## Collected data
## Start
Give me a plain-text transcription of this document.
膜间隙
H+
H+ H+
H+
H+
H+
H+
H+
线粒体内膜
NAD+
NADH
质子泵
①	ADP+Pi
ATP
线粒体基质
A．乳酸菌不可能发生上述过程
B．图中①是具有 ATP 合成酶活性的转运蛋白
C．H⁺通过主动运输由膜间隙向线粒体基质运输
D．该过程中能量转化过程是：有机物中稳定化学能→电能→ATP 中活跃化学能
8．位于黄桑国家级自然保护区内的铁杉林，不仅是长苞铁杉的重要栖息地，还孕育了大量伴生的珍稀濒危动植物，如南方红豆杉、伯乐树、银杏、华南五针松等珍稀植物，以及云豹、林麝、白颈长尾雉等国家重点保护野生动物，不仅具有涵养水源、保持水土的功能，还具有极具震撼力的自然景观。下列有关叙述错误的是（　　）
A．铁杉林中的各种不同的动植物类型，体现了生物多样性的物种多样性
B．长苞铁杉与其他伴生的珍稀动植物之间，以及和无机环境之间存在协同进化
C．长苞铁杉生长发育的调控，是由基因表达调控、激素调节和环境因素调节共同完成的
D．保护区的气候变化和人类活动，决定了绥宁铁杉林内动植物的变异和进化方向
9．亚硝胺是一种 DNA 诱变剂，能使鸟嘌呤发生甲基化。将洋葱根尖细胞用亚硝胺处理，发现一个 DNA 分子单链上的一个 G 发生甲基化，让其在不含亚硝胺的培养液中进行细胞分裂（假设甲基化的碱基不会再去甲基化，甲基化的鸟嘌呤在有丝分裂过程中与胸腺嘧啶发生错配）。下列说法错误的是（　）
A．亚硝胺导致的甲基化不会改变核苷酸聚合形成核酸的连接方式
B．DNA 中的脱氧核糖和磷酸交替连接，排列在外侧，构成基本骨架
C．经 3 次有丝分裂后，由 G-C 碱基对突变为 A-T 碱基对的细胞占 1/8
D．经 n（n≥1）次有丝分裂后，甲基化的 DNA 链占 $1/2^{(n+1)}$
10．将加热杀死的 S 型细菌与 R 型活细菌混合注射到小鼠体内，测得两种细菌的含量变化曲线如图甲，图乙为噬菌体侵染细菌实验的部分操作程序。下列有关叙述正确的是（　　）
## End
## Your instructions
Return every line from the records above that holds the word "次有丝分裂后".

## Answer to the task
C．经 3 次有丝分裂后，由 G-C 碱基对突变为 A-T 碱基对的细胞占 1/8
D．经 n（n≥1）次有丝分裂后，甲基化的 DNA 链占 $1/2^{(n+1)}$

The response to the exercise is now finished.